REQUIRED WORK:
Copy all of the material exactly. Pictures are not to appear in the copy.
>> Begin INPUT ROWS
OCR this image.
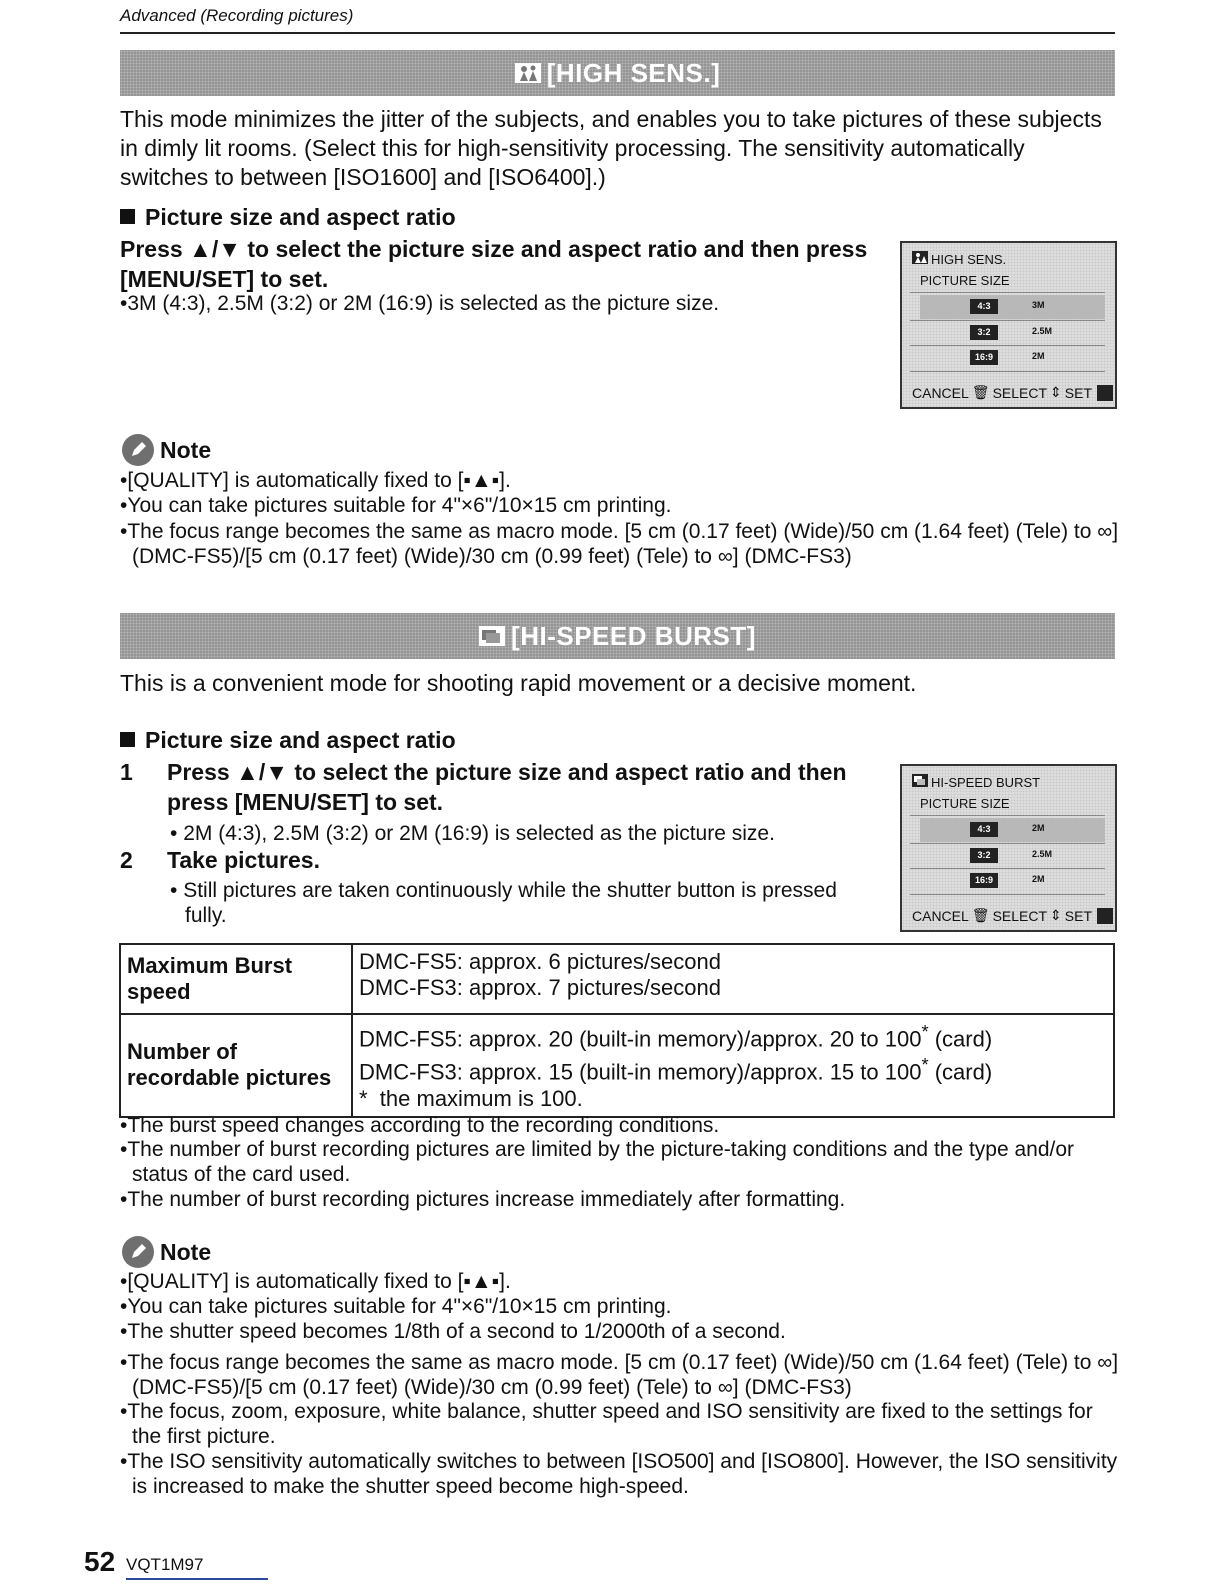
Advanced (Recording pictures)
[HIGH SENS.]
This mode minimizes the jitter of the subjects, and enables you to take pictures of these subjects in dimly lit rooms. (Select this for high-sensitivity processing. The sensitivity automatically switches to between [ISO1600] and [ISO6400].)
Picture size and aspect ratio
Press ▲/▼ to select the picture size and aspect ratio and then press [MENU/SET] to set.
•3M (4:3), 2.5M (3:2) or 2M (16:9) is selected as the picture size.
HIGH SENS.
PICTURE SIZE
4:3	3M
3:2	2.5M
16:9	2M
CANCEL 🗑 SELECT ⇕ SET
Note
•[QUALITY] is automatically fixed to [▪▲▪].
•You can take pictures suitable for 4"×6"/10×15 cm printing.
•The focus range becomes the same as macro mode. [5 cm (0.17 feet) (Wide)/50 cm (1.64 feet) (Tele) to ∞] (DMC-FS5)/[5 cm (0.17 feet) (Wide)/30 cm (0.99 feet) (Tele) to ∞] (DMC-FS3)
[HI-SPEED BURST]
This is a convenient mode for shooting rapid movement or a decisive moment.
Picture size and aspect ratio
1 Press ▲/▼ to select the picture size and aspect ratio and then press [MENU/SET] to set.
• 2M (4:3), 2.5M (3:2) or 2M (16:9) is selected as the picture size.
2 Take pictures.
• Still pictures are taken continuously while the shutter button is pressed fully.
HI-SPEED BURST
PICTURE SIZE
4:3	2M
3:2	2.5M
16:9	2M
CANCEL 🗑 SELECT ⇕ SET
Maximum Burst speed	DMC-FS5: approx. 6 pictures/second
DMC-FS3: approx. 7 pictures/second

Number of recordable pictures	DMC-FS5: approx. 20 (built-in memory)/approx. 20 to 100* (card)
DMC-FS3: approx. 15 (built-in memory)/approx. 15 to 100* (card)
* the maximum is 100.
•The burst speed changes according to the recording conditions.
•The number of burst recording pictures are limited by the picture-taking conditions and the type and/or status of the card used.
•The number of burst recording pictures increase immediately after formatting.
Note
•[QUALITY] is automatically fixed to [▪▲▪].
•You can take pictures suitable for 4"×6"/10×15 cm printing.
•The shutter speed becomes 1/8th of a second to 1/2000th of a second.
•The focus range becomes the same as macro mode. [5 cm (0.17 feet) (Wide)/50 cm (1.64 feet) (Tele) to ∞] (DMC-FS5)/[5 cm (0.17 feet) (Wide)/30 cm (0.99 feet) (Tele) to ∞] (DMC-FS3)
•The focus, zoom, exposure, white balance, shutter speed and ISO sensitivity are fixed to the settings for the first picture.
•The ISO sensitivity automatically switches to between [ISO500] and [ISO800]. However, the ISO sensitivity is increased to make the shutter speed become high-speed.
52 VQT1M97
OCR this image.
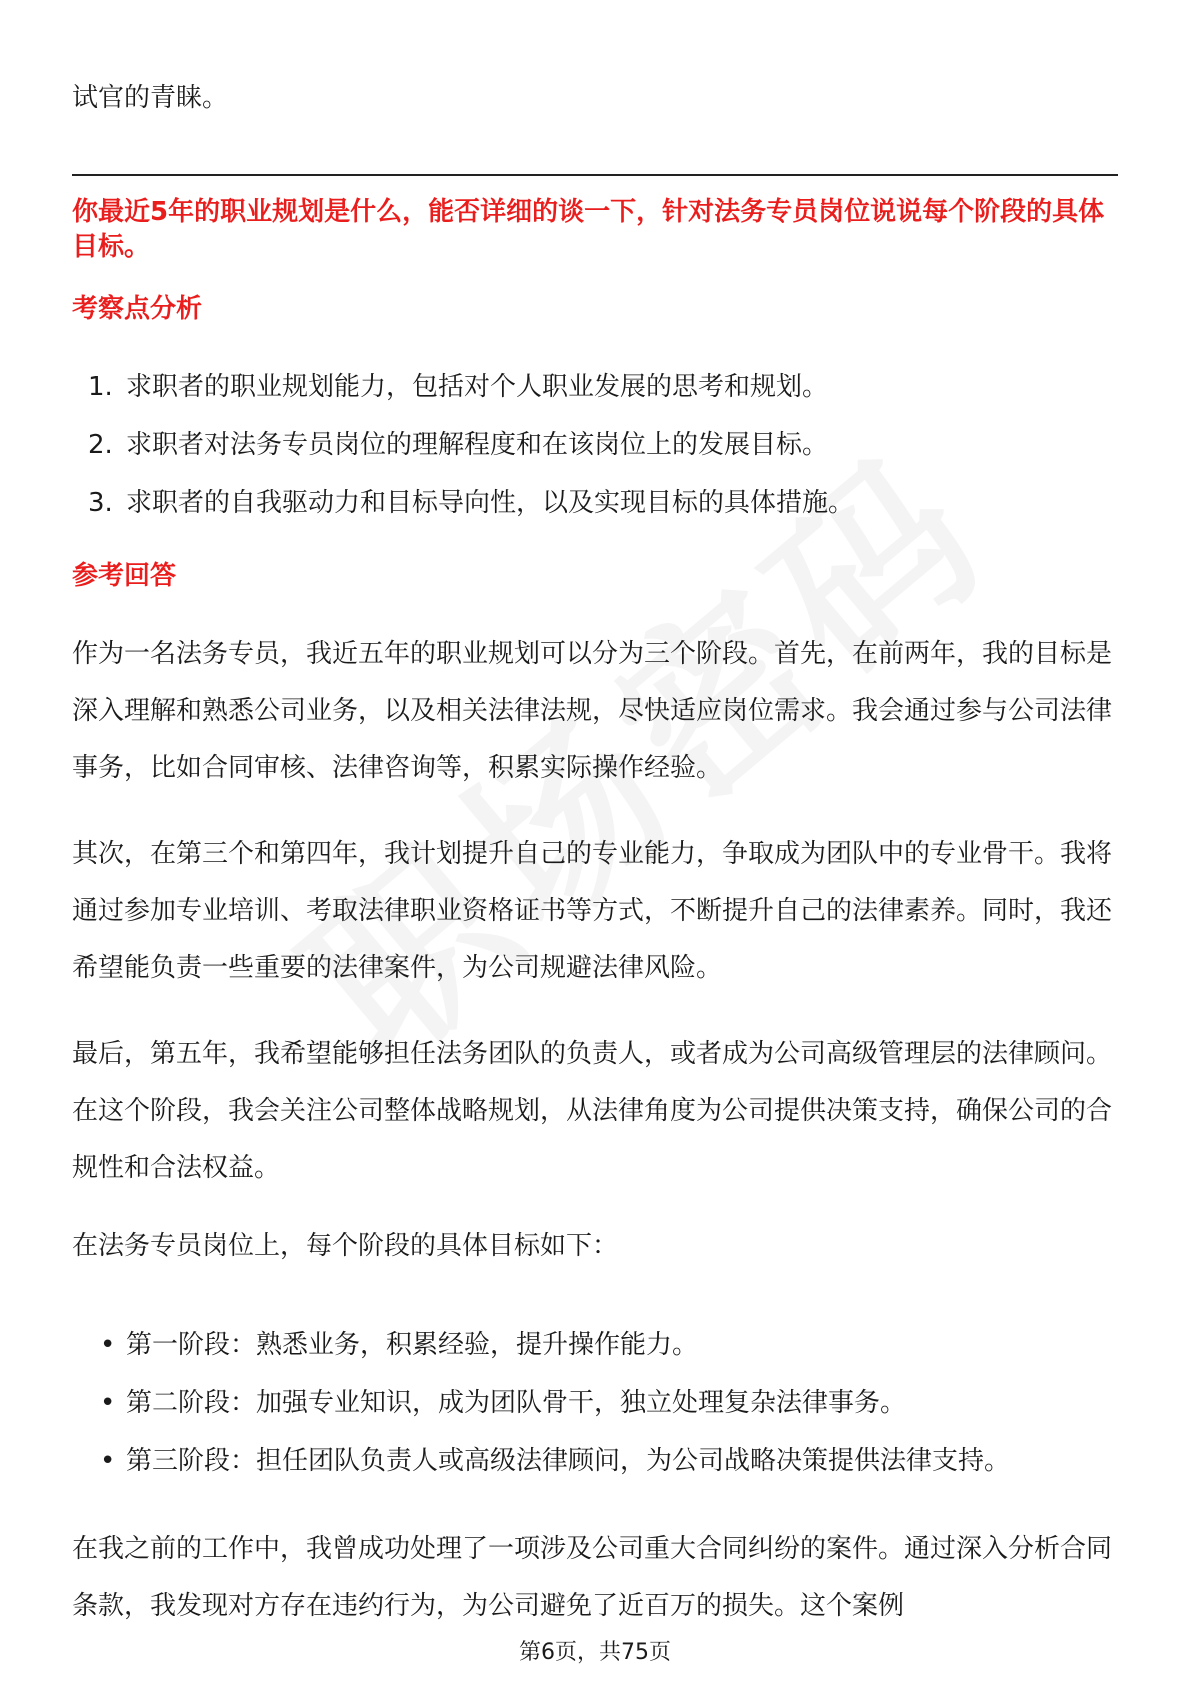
试官的青睐。
你最近5年的职业规划是什么，能否详细的谈一下，针对法务专员岗位说说每个阶段的具体目标。
考察点分析
1. 求职者的职业规划能力，包括对个人职业发展的思考和规划。
2. 求职者对法务专员岗位的理解程度和在该岗位上的发展目标。
3. 求职者的自我驱动力和目标导向性，以及实现目标的具体措施。
参考回答
作为一名法务专员，我近五年的职业规划可以分为三个阶段。首先，在前两年，我的目标是深入理解和熟悉公司业务，以及相关法律法规，尽快适应岗位需求。我会通过参与公司法律事务，比如合同审核、法律咨询等，积累实际操作经验。
其次，在第三个和第四年，我计划提升自己的专业能力，争取成为团队中的专业骨干。我将通过参加专业培训、考取法律职业资格证书等方式，不断提升自己的法律素养。同时，我还希望能负责一些重要的法律案件，为公司规避法律风险。
最后，第五年，我希望能够担任法务团队的负责人，或者成为公司高级管理层的法律顾问。在这个阶段，我会关注公司整体战略规划，从法律角度为公司提供决策支持，确保公司的合规性和合法权益。
在法务专员岗位上，每个阶段的具体目标如下：
• 第一阶段：熟悉业务，积累经验，提升操作能力。
• 第二阶段：加强专业知识，成为团队骨干，独立处理复杂法律事务。
• 第三阶段：担任团队负责人或高级法律顾问，为公司战略决策提供法律支持。
在我之前的工作中，我曾成功处理了一项涉及公司重大合同纠纷的案件。通过深入分析合同条款，我发现对方存在违约行为，为公司避免了近百万的损失。这个案例
第6页，共75页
>> End INPUT ROWS
PROBLEM SOLUTION:
OCR this image.
Advanced (Recording pictures)
[HIGH SENS.]
This mode minimizes the jitter of the subjects, and enables you to take pictures of these subjects in dimly lit rooms. (Select this for high-sensitivity processing. The sensitivity automatically switches to between [ISO1600] and [ISO6400].)
Picture size and aspect ratio
Press ▲/▼ to select the picture size and aspect ratio and then press [MENU/SET] to set.
•3M (4:3), 2.5M (3:2) or 2M (16:9) is selected as the picture size.
HIGH SENS.
PICTURE SIZE
4:3	3M
3:2	2.5M
16:9	2M
CANCEL 🗑 SELECT ⇕ SET
Note
•[QUALITY] is automatically fixed to [▪▲▪].
•You can take pictures suitable for 4"×6"/10×15 cm printing.
•The focus range becomes the same as macro mode. [5 cm (0.17 feet) (Wide)/50 cm (1.64 feet) (Tele) to ∞] (DMC-FS5)/[5 cm (0.17 feet) (Wide)/30 cm (0.99 feet) (Tele) to ∞] (DMC-FS3)
[HI-SPEED BURST]
This is a convenient mode for shooting rapid movement or a decisive moment.
Picture size and aspect ratio
1 Press ▲/▼ to select the picture size and aspect ratio and then press [MENU/SET] to set.
• 2M (4:3), 2.5M (3:2) or 2M (16:9) is selected as the picture size.
2 Take pictures.
• Still pictures are taken continuously while the shutter button is pressed fully.
HI-SPEED BURST
PICTURE SIZE
4:3	2M
3:2	2.5M
16:9	2M
CANCEL 🗑 SELECT ⇕ SET
Maximum Burst speed	DMC-FS5: approx. 6 pictures/second
DMC-FS3: approx. 7 pictures/second

Number of recordable pictures	DMC-FS5: approx. 20 (built-in memory)/approx. 20 to 100* (card)
DMC-FS3: approx. 15 (built-in memory)/approx. 15 to 100* (card)
* the maximum is 100.
•The burst speed changes according to the recording conditions.
•The number of burst recording pictures are limited by the picture-taking conditions and the type and/or status of the card used.
•The number of burst recording pictures increase immediately after formatting.
Note
•[QUALITY] is automatically fixed to [▪▲▪].
•You can take pictures suitable for 4"×6"/10×15 cm printing.
•The shutter speed becomes 1/8th of a second to 1/2000th of a second.
•The focus range becomes the same as macro mode. [5 cm (0.17 feet) (Wide)/50 cm (1.64 feet) (Tele) to ∞] (DMC-FS5)/[5 cm (0.17 feet) (Wide)/30 cm (0.99 feet) (Tele) to ∞] (DMC-FS3)
•The focus, zoom, exposure, white balance, shutter speed and ISO sensitivity are fixed to the settings for the first picture.
•The ISO sensitivity automatically switches to between [ISO500] and [ISO800]. However, the ISO sensitivity is increased to make the shutter speed become high-speed.
52 VQT1M97
OCR this image.
试官的青睐。
你最近5年的职业规划是什么，能否详细的谈一下，针对法务专员岗位说说每个阶段的具体目标。
考察点分析
1. 求职者的职业规划能力，包括对个人职业发展的思考和规划。
2. 求职者对法务专员岗位的理解程度和在该岗位上的发展目标。
3. 求职者的自我驱动力和目标导向性，以及实现目标的具体措施。
参考回答
作为一名法务专员，我近五年的职业规划可以分为三个阶段。首先，在前两年，我的目标是深入理解和熟悉公司业务，以及相关法律法规，尽快适应岗位需求。我会通过参与公司法律事务，比如合同审核、法律咨询等，积累实际操作经验。
其次，在第三个和第四年，我计划提升自己的专业能力，争取成为团队中的专业骨干。我将通过参加专业培训、考取法律职业资格证书等方式，不断提升自己的法律素养。同时，我还希望能负责一些重要的法律案件，为公司规避法律风险。
最后，第五年，我希望能够担任法务团队的负责人，或者成为公司高级管理层的法律顾问。在这个阶段，我会关注公司整体战略规划，从法律角度为公司提供决策支持，确保公司的合规性和合法权益。
在法务专员岗位上，每个阶段的具体目标如下：
• 第一阶段：熟悉业务，积累经验，提升操作能力。
• 第二阶段：加强专业知识，成为团队骨干，独立处理复杂法律事务。
• 第三阶段：担任团队负责人或高级法律顾问，为公司战略决策提供法律支持。
在我之前的工作中，我曾成功处理了一项涉及公司重大合同纠纷的案件。通过深入分析合同条款，我发现对方存在违约行为，为公司避免了近百万的损失。这个案例
第6页，共75页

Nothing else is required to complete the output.